Data entries:

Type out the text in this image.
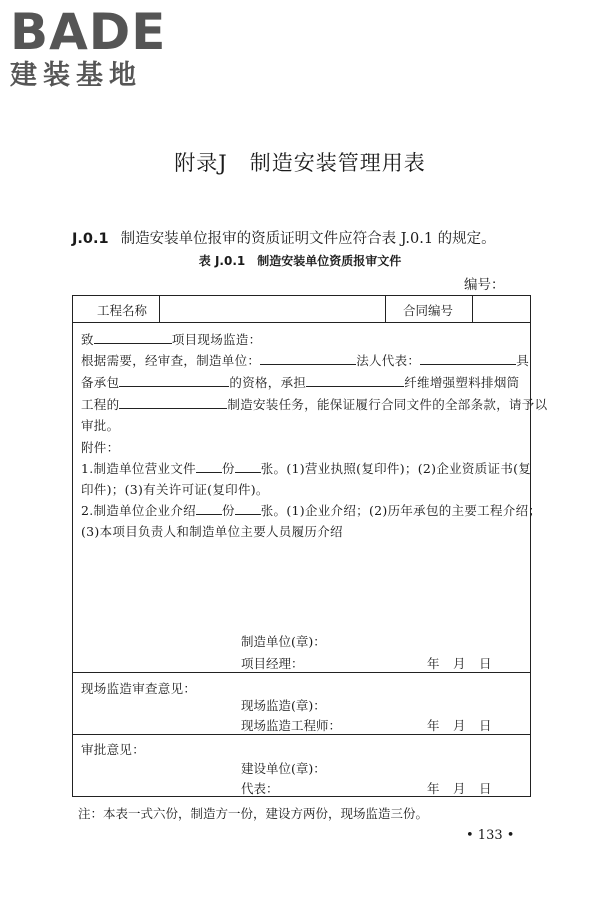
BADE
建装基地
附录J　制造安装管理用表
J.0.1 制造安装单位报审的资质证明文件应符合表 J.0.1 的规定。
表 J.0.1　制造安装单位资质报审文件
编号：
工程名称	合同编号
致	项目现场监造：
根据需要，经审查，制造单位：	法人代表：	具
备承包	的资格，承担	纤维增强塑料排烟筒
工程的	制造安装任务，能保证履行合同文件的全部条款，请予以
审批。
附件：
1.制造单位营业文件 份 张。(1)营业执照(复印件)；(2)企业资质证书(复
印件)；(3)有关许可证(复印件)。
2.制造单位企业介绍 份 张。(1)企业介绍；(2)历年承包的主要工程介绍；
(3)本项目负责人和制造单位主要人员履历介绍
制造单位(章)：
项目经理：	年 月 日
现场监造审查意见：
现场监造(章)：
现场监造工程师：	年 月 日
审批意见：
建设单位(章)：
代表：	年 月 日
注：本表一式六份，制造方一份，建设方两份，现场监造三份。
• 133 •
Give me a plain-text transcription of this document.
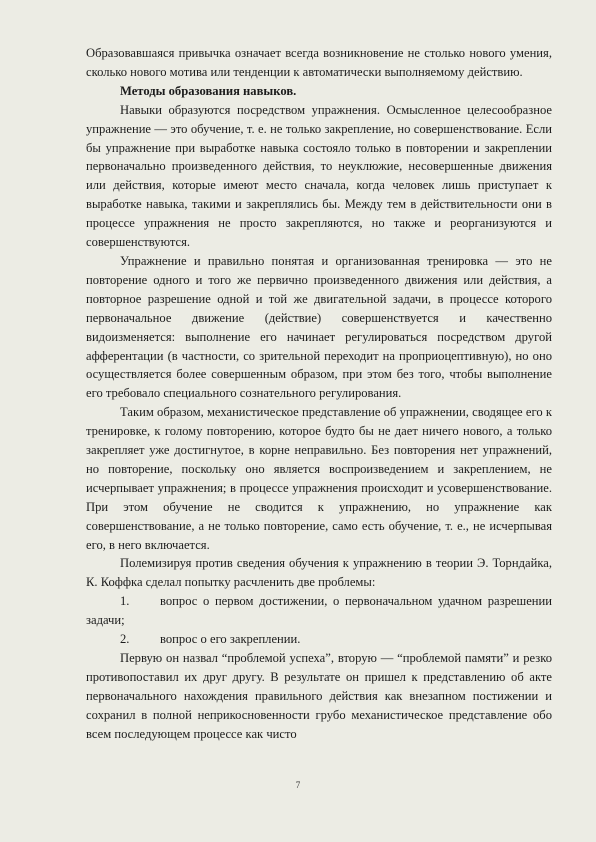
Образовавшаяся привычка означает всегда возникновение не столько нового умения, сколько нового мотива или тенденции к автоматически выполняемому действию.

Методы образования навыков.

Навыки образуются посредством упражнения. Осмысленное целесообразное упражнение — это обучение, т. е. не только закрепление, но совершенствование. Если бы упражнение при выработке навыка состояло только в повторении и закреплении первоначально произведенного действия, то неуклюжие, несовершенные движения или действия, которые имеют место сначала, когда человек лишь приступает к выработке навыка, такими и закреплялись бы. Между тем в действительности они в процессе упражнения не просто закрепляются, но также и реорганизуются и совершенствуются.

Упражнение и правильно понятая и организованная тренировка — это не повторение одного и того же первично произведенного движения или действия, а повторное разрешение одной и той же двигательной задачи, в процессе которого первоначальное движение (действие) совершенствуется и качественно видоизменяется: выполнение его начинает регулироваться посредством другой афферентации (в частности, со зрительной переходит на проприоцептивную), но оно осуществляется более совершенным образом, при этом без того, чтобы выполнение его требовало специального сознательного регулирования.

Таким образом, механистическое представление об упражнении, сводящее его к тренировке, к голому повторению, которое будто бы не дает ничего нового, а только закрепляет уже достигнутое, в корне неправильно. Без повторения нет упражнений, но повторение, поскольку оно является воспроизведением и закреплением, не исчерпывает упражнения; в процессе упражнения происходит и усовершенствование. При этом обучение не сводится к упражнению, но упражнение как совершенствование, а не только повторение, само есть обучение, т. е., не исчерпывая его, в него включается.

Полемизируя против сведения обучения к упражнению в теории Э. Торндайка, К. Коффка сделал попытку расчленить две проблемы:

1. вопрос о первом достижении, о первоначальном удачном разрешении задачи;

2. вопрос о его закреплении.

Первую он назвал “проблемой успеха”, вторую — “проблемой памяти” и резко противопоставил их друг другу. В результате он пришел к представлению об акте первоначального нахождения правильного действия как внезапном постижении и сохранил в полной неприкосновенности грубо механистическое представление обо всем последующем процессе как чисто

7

## What is required
Find the word "this" in the entries above and gather every line that holds it.

## Worked solution
Type out the text in this image.
Give me a plain-text transcription of this document.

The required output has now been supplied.